**AIM**:
In the listing below, pick out lines with "name".

**RECORDS SUPPLIED**:
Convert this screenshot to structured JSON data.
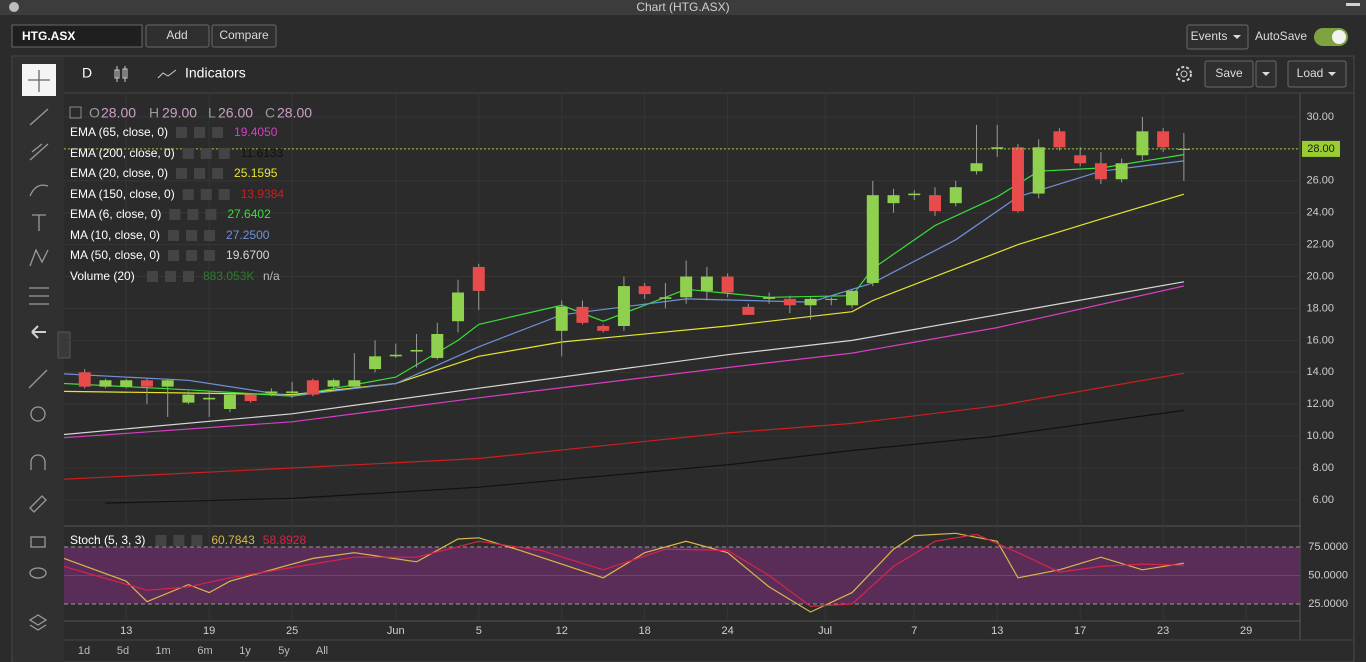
{
  "window_title": "Chart (HTG.ASX)",
  "toolbar": {
    "symbol": "HTG.ASX",
    "add": "Add",
    "compare": "Compare",
    "events": "Events",
    "autosave": "AutoSave"
  },
  "chart_header": {
    "period": "D",
    "indicators": "Indicators",
    "save": "Save",
    "load": "Load"
  },
  "ohlc": {
    "o_label": "O",
    "o": "28.00",
    "h_label": "H",
    "h": "29.00",
    "l_label": "L",
    "l": "26.00",
    "c_label": "C",
    "c": "28.00"
  },
  "volume_legend": {
    "name": "Volume (20)",
    "value": "883.053K",
    "extra": "n/a"
  },
  "ranges": [
    "1d",
    "5d",
    "1m",
    "6m",
    "1y",
    "5y",
    "All"
  ],
  "chart_data": [
    {
      "type": "candlestick",
      "open": [
        14.0,
        13.1,
        13.1,
        13.5,
        13.1,
        12.1,
        12.3,
        11.7,
        12.6,
        12.7,
        12.7,
        13.5,
        13.1,
        13.1,
        14.2,
        15.0,
        15.3,
        14.9,
        17.2,
        20.6,
        null,
        null,
        null,
        16.6,
        18.1,
        16.9,
        16.9,
        19.4,
        18.6,
        18.7,
        19.1,
        20.0,
        18.1,
        18.6,
        18.6,
        18.2,
        18.6,
        18.2,
        19.6,
        24.6,
        25.1,
        25.1,
        24.6,
        26.6,
        28.0,
        28.1,
        25.2,
        29.1,
        27.6,
        27.1,
        26.1,
        27.6,
        29.1,
        28.0
      ],
      "high": [
        14.2,
        13.6,
        13.6,
        13.6,
        13.6,
        12.8,
        12.8,
        12.7,
        12.7,
        13.0,
        13.4,
        13.6,
        13.6,
        15.2,
        16.0,
        15.8,
        16.4,
        17.1,
        19.8,
        20.8,
        null,
        null,
        null,
        18.5,
        18.5,
        17.0,
        20.0,
        19.6,
        19.6,
        21.0,
        20.6,
        20.2,
        18.3,
        19.0,
        18.8,
        18.7,
        18.7,
        19.2,
        26.0,
        25.5,
        25.4,
        25.6,
        26.0,
        29.5,
        29.5,
        28.3,
        28.6,
        29.3,
        28.1,
        27.8,
        27.4,
        30.0,
        29.3,
        29.0
      ],
      "low": [
        13.0,
        13.0,
        13.0,
        12.0,
        11.2,
        12.0,
        11.2,
        11.5,
        12.1,
        12.5,
        12.4,
        12.5,
        13.0,
        13.0,
        14.0,
        14.9,
        14.3,
        14.8,
        16.5,
        17.9,
        null,
        null,
        null,
        15.0,
        17.0,
        16.5,
        16.6,
        18.6,
        18.0,
        18.3,
        18.5,
        18.7,
        17.6,
        18.3,
        17.7,
        17.3,
        18.2,
        18.0,
        19.4,
        24.0,
        24.8,
        23.8,
        24.4,
        26.4,
        27.5,
        24.0,
        24.9,
        27.9,
        26.9,
        25.8,
        25.9,
        27.3,
        27.8,
        26.0
      ],
      "close": [
        13.1,
        13.5,
        13.5,
        13.1,
        13.5,
        12.6,
        12.4,
        12.6,
        12.2,
        12.8,
        12.8,
        12.6,
        13.5,
        13.5,
        15.0,
        15.1,
        15.4,
        16.4,
        19.0,
        19.1,
        null,
        null,
        null,
        18.1,
        17.1,
        16.6,
        19.4,
        18.9,
        18.7,
        20.0,
        20.0,
        19.0,
        17.6,
        18.7,
        18.2,
        18.6,
        18.6,
        19.1,
        25.1,
        25.1,
        25.2,
        24.1,
        25.6,
        27.1,
        28.1,
        24.1,
        28.1,
        28.1,
        27.1,
        26.1,
        27.1,
        29.1,
        28.1,
        28.0
      ],
      "up_color": "#8fd14f",
      "down_color": "#e84b4b",
      "xlim": [
        -1,
        58.6
      ],
      "xticks": [
        {
          "value": 2,
          "label": "13"
        },
        {
          "value": 6,
          "label": "19"
        },
        {
          "value": 10,
          "label": "25"
        },
        {
          "value": 15,
          "label": "Jun"
        },
        {
          "value": 19,
          "label": "5"
        },
        {
          "value": 23,
          "label": "12"
        },
        {
          "value": 27,
          "label": "18"
        },
        {
          "value": 31,
          "label": "24"
        },
        {
          "value": 35.7,
          "label": "Jul"
        },
        {
          "value": 40,
          "label": "7"
        },
        {
          "value": 44,
          "label": "13"
        },
        {
          "value": 48,
          "label": "17"
        },
        {
          "value": 52,
          "label": "23"
        },
        {
          "value": 56,
          "label": "29"
        }
      ],
      "ylim": [
        4.43,
        31.44
      ],
      "yticks": [
        {
          "value": 6,
          "label": "6.00"
        },
        {
          "value": 8,
          "label": "8.00"
        },
        {
          "value": 10,
          "label": "10.00"
        },
        {
          "value": 12,
          "label": "12.00"
        },
        {
          "value": 14,
          "label": "14.00"
        },
        {
          "value": 16,
          "label": "16.00"
        },
        {
          "value": 18,
          "label": "18.00"
        },
        {
          "value": 20,
          "label": "20.00"
        },
        {
          "value": 22,
          "label": "22.00"
        },
        {
          "value": 24,
          "label": "24.00"
        },
        {
          "value": 26,
          "label": "26.00"
        },
        {
          "value": 28,
          "label": "28.00"
        },
        {
          "value": 30,
          "label": "30.00"
        }
      ],
      "grid": true,
      "last_price": {
        "value": 28,
        "label": "28.00",
        "color": "#9acd32"
      },
      "series": [
        {
          "name": "EMA (65, close, 0)",
          "color": "#d63fc4",
          "value_label": "19.4050",
          "x": [
            -1,
            10,
            19,
            31,
            37,
            44,
            53
          ],
          "values": [
            9.9,
            10.9,
            12.4,
            14.3,
            15.2,
            16.8,
            19.405
          ]
        },
        {
          "name": "EMA (200, close, 0)",
          "color": "#111111",
          "value_label": "11.6133",
          "x": [
            1,
            10,
            19,
            31,
            37,
            44,
            53
          ],
          "values": [
            5.8,
            6.1,
            6.8,
            8.2,
            9.1,
            10.0,
            11.61
          ]
        },
        {
          "name": "EMA (20, close, 0)",
          "color": "#e6e62e",
          "value_label": "25.1595",
          "x": [
            -1,
            5,
            10,
            15,
            19,
            23,
            31,
            37,
            38,
            42,
            45,
            49,
            53
          ],
          "values": [
            12.8,
            12.7,
            12.6,
            13.3,
            15.0,
            15.9,
            16.9,
            17.8,
            18.5,
            20.5,
            22.0,
            23.6,
            25.16
          ]
        },
        {
          "name": "EMA (150, close, 0)",
          "color": "#cc1f1f",
          "value_label": "13.9384",
          "x": [
            -1,
            10,
            19,
            31,
            37,
            44,
            53
          ],
          "values": [
            7.3,
            8.0,
            8.6,
            10.2,
            10.8,
            11.9,
            13.94
          ]
        },
        {
          "name": "EMA (6, close, 0)",
          "color": "#3adf3a",
          "value_label": "27.6402",
          "x": [
            -1,
            5,
            10,
            15,
            18,
            19,
            23,
            25,
            29,
            33,
            37,
            38,
            41,
            44,
            46,
            49,
            53
          ],
          "values": [
            13.3,
            12.9,
            12.5,
            13.7,
            16.0,
            17.0,
            18.2,
            17.2,
            19.2,
            18.7,
            18.8,
            20.5,
            23.2,
            25.0,
            26.6,
            26.8,
            27.64
          ]
        },
        {
          "name": "MA (10, close, 0)",
          "color": "#6f92d8",
          "value_label": "27.2500",
          "x": [
            -1,
            5,
            10,
            15,
            19,
            23,
            29,
            35,
            38,
            42,
            45,
            49,
            53
          ],
          "values": [
            13.9,
            13.5,
            12.5,
            13.3,
            15.6,
            17.6,
            18.6,
            18.4,
            19.6,
            22.3,
            25.0,
            26.6,
            27.25
          ]
        },
        {
          "name": "MA (50, close, 0)",
          "color": "#d8d8d8",
          "value_label": "19.6700",
          "x": [
            -1,
            10,
            19,
            31,
            37,
            44,
            53
          ],
          "values": [
            10.1,
            11.4,
            13.0,
            15.1,
            16.0,
            17.6,
            19.67
          ]
        }
      ]
    },
    {
      "type": "line",
      "title": "Stoch (5, 3, 3)",
      "xlim": [
        -1,
        58.6
      ],
      "ylim": [
        10.1,
        92.5
      ],
      "yticks": [
        {
          "value": 75,
          "label": "75.0000"
        },
        {
          "value": 50,
          "label": "50.0000"
        },
        {
          "value": 25,
          "label": "25.0000"
        }
      ],
      "band": [
        25,
        75
      ],
      "band_color": "#5a2c58",
      "series": [
        {
          "color": "#d8b84a",
          "value_label": "60.7843",
          "x": [
            -1,
            2,
            3,
            5,
            6,
            7,
            9,
            11,
            13,
            16,
            18,
            19,
            21,
            23,
            25,
            27,
            29,
            31,
            33,
            35,
            37,
            39,
            40,
            42,
            44,
            45,
            47,
            49,
            51,
            53
          ],
          "values": [
            65,
            45,
            27,
            42,
            35,
            45,
            55,
            65,
            70,
            62,
            82,
            83,
            72,
            60,
            48,
            70,
            80,
            70,
            40,
            18,
            35,
            73,
            85,
            87,
            80,
            48,
            55,
            66,
            55,
            60.78
          ]
        },
        {
          "color": "#d9234b",
          "value_label": "58.8928",
          "x": [
            -1,
            3,
            5,
            7,
            10,
            13,
            16,
            19,
            22,
            25,
            28,
            31,
            33,
            35,
            37,
            39,
            41,
            43,
            45,
            47,
            49,
            51,
            53
          ],
          "values": [
            58,
            37,
            40,
            48,
            57,
            66,
            66,
            80,
            72,
            55,
            73,
            72,
            50,
            23,
            25,
            58,
            80,
            86,
            70,
            53,
            58,
            60,
            58.89
          ]
        }
      ]
    }
  ]
}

**CORRECT ANSWER**:
    "name": "Volume (20)",
          "name": "EMA (65, close, 0)",
          "name": "EMA (200, close, 0)",
          "name": "EMA (20, close, 0)",
          "name": "EMA (150, close, 0)",
          "name": "EMA (6, close, 0)",
          "name": "MA (10, close, 0)",
          "name": "MA (50, close, 0)",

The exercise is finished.